**SUPPLIED INFORMATION:**
== == ==
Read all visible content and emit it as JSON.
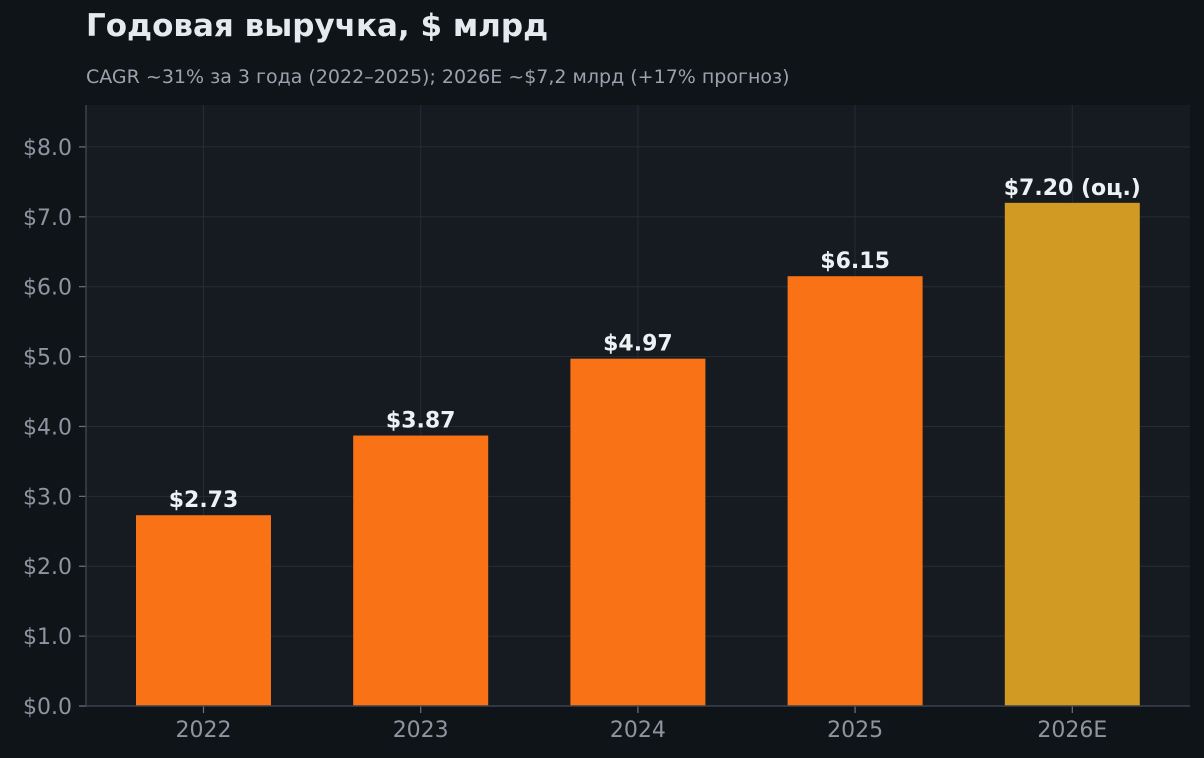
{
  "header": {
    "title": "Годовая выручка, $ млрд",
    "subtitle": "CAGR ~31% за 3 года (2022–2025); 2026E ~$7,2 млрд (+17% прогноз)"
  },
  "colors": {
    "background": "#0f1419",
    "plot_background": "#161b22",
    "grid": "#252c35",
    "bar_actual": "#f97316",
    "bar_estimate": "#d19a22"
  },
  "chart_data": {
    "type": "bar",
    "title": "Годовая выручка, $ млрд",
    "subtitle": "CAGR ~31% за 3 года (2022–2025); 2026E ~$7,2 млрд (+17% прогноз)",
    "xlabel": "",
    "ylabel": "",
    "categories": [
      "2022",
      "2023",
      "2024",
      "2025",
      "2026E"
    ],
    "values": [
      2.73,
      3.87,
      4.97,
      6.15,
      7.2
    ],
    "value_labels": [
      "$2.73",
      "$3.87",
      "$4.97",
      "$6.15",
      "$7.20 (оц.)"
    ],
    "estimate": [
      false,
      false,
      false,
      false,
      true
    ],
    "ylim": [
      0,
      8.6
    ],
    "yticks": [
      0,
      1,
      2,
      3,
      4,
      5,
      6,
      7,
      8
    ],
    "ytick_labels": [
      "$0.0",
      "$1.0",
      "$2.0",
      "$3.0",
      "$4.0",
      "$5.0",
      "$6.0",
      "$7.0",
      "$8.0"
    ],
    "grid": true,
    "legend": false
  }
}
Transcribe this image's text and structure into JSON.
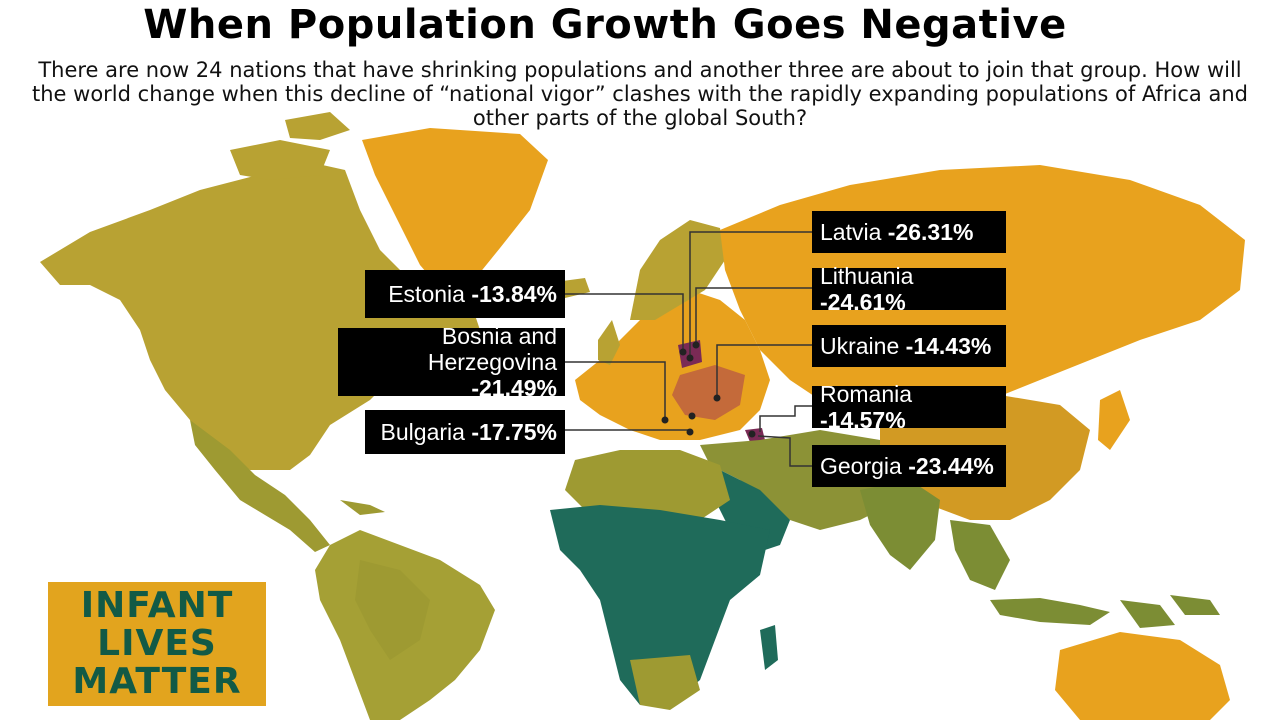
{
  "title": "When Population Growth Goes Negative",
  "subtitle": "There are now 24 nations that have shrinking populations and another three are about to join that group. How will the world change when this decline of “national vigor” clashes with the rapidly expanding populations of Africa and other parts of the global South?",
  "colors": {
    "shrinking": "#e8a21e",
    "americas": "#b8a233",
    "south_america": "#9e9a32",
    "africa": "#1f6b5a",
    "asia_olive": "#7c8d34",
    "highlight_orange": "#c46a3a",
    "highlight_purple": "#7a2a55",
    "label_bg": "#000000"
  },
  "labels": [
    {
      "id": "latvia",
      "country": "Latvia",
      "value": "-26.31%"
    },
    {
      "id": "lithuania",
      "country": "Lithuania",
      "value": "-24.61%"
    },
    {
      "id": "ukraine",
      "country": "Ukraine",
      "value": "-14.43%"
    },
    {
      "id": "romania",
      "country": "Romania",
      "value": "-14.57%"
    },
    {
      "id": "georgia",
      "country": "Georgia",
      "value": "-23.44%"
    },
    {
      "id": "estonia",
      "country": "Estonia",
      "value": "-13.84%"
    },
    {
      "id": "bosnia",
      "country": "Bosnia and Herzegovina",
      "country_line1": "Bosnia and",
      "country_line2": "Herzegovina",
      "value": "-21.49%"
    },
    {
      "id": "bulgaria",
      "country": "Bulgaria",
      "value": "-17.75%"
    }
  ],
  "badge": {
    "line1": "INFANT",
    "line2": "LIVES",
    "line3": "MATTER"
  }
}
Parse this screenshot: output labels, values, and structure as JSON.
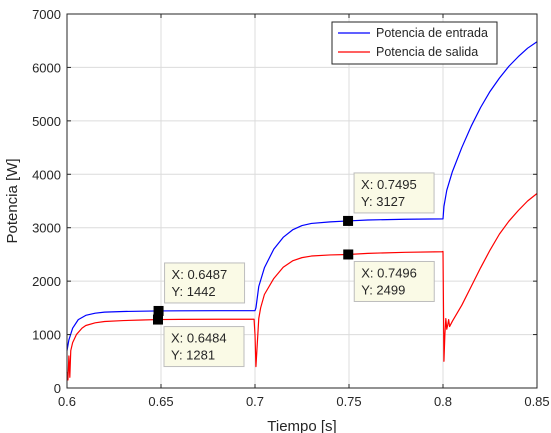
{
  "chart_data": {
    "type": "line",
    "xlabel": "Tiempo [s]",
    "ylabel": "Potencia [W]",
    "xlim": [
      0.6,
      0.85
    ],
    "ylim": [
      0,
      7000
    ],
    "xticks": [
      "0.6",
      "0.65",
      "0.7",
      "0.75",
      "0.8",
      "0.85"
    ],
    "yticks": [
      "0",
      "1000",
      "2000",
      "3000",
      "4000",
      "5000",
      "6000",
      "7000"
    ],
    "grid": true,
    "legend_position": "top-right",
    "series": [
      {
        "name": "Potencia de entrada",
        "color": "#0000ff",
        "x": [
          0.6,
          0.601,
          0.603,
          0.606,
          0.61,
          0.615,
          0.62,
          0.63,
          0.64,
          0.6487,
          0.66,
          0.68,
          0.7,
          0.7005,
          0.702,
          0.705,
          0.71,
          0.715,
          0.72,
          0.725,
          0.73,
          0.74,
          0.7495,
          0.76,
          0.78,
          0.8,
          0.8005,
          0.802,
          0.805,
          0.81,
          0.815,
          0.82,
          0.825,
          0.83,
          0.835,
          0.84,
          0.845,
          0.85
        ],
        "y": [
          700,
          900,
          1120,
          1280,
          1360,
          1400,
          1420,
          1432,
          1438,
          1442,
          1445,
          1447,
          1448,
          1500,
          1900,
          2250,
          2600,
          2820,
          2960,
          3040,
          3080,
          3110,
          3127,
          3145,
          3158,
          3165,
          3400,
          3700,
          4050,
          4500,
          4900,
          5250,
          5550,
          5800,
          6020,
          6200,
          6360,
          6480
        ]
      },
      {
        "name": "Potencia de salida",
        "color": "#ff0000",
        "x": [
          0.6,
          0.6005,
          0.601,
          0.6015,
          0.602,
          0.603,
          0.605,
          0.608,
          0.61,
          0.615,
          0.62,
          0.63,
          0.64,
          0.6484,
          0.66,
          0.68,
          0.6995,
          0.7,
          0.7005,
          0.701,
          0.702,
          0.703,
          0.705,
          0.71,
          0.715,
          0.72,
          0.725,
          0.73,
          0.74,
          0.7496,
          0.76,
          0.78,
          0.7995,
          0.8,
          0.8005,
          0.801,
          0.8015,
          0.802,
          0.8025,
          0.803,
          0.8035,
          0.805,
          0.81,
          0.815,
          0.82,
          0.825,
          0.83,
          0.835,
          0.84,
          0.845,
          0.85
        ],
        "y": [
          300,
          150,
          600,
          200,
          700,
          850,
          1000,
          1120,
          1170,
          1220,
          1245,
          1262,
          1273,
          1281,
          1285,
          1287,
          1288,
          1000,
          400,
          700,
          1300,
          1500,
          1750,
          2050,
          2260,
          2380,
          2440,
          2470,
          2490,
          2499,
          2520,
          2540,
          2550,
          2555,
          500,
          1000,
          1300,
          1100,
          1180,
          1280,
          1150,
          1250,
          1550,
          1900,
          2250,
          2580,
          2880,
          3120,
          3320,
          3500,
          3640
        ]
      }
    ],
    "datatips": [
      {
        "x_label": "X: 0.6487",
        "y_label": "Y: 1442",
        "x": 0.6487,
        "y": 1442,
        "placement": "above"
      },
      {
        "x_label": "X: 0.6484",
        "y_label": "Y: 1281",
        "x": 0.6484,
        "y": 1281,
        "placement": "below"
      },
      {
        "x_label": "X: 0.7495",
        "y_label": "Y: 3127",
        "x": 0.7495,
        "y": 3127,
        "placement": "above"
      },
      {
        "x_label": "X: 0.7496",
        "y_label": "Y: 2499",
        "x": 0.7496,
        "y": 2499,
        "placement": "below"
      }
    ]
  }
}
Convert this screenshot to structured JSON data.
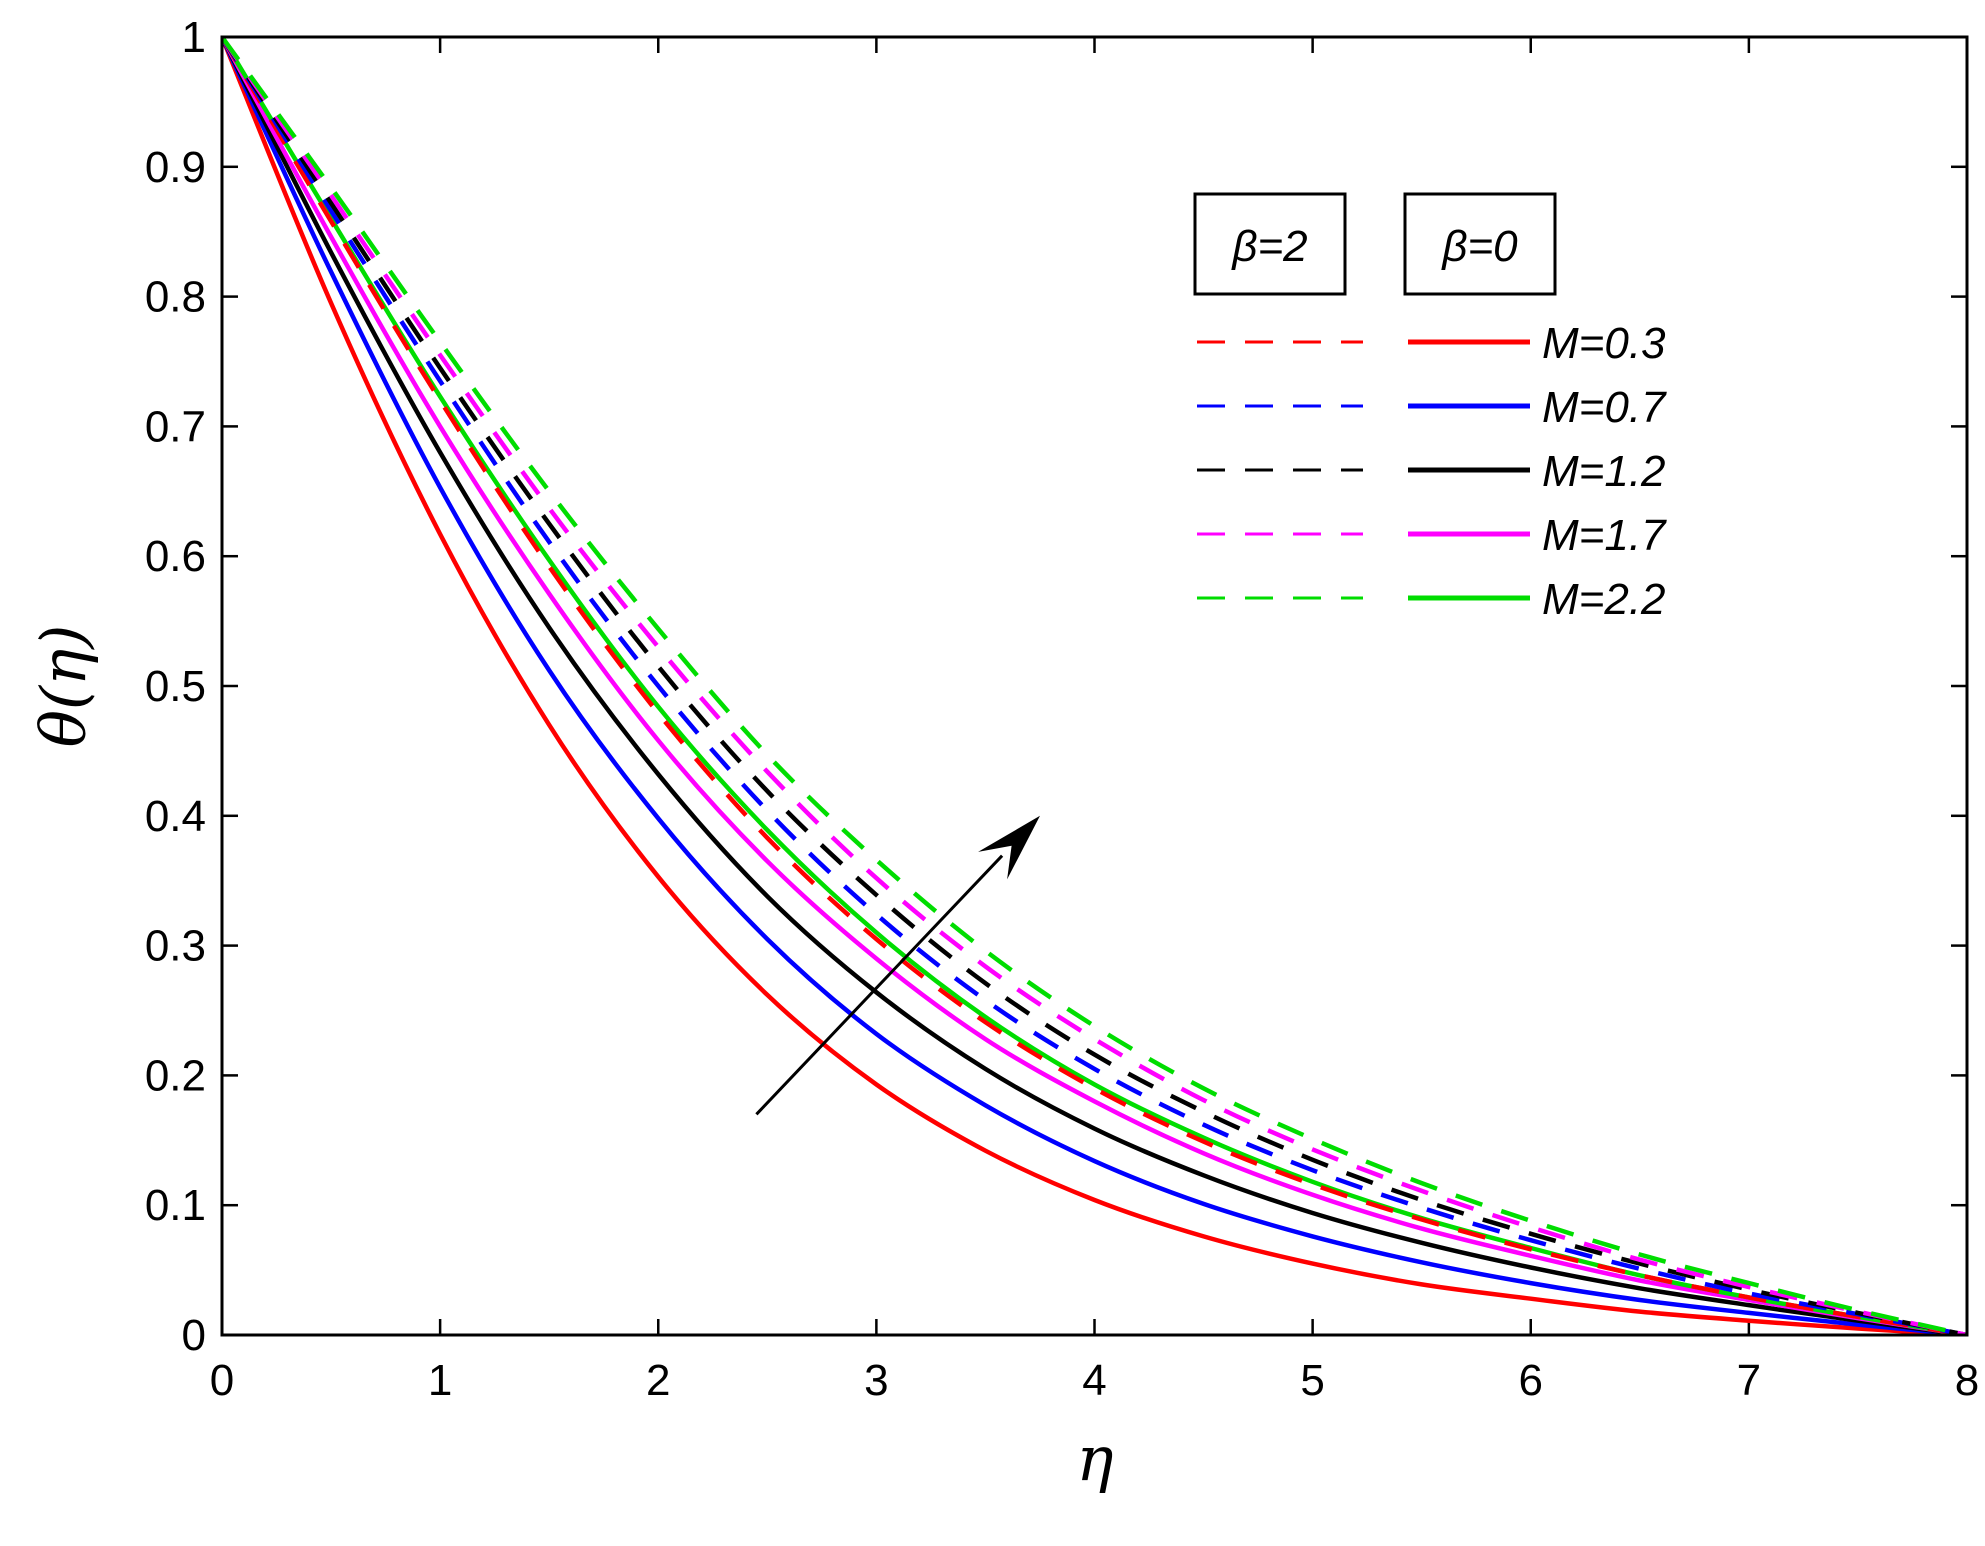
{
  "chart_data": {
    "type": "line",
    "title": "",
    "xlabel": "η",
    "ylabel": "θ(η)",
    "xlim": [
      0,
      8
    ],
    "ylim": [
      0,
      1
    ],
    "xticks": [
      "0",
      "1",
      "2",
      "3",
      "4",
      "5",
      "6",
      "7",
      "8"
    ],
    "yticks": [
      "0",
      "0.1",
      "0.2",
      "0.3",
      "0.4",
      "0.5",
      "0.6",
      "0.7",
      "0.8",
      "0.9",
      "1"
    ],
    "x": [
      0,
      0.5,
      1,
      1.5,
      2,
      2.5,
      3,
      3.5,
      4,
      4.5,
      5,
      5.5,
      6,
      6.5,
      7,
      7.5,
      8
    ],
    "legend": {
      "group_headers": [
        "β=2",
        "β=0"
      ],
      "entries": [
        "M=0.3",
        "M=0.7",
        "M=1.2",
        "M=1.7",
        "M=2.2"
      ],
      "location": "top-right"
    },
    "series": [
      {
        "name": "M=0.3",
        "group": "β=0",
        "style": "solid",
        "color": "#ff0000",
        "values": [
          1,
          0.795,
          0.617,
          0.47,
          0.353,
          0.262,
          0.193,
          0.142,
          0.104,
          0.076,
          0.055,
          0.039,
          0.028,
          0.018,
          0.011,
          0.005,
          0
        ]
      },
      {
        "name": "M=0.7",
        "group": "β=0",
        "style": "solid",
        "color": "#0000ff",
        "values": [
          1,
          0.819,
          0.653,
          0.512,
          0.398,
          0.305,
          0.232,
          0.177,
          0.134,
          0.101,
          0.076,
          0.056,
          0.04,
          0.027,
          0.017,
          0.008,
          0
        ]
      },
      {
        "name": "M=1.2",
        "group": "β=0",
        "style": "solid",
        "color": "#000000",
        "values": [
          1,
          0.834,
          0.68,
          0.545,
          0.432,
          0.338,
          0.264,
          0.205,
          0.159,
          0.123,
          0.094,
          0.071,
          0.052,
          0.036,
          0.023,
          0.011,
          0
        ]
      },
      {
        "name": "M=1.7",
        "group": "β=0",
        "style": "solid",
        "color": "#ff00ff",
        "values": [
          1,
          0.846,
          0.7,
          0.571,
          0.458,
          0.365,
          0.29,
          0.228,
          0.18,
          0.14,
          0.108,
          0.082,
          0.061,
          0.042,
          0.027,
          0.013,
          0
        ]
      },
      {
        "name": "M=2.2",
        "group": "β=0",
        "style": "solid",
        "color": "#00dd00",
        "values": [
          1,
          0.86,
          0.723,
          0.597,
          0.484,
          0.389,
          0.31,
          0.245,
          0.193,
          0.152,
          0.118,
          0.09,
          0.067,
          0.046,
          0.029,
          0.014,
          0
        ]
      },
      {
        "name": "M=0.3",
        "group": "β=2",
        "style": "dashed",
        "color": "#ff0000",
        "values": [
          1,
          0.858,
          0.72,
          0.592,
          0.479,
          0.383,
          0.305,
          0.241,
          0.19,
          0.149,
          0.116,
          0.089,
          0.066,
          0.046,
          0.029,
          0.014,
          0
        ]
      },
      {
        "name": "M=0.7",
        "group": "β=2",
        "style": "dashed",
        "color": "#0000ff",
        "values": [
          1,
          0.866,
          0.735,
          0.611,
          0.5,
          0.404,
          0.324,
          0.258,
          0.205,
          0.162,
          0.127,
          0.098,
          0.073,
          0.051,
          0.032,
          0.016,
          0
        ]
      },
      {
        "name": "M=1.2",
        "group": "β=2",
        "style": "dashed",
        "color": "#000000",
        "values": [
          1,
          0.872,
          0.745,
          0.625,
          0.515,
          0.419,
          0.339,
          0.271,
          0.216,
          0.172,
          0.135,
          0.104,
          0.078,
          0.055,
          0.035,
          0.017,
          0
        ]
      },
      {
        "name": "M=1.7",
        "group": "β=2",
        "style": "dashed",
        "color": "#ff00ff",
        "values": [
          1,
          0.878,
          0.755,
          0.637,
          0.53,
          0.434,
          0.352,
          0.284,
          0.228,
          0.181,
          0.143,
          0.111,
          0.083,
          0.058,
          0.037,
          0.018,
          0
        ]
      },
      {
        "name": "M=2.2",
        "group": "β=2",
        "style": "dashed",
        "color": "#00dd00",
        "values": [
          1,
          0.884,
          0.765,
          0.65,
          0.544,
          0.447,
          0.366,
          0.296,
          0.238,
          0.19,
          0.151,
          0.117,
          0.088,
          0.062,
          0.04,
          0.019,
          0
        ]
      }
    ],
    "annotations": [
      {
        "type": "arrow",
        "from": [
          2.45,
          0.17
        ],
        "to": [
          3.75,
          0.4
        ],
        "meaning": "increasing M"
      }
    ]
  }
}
== == ==
Within the listing, how many lines hold the word "JSON"? Only the number is to be given.

4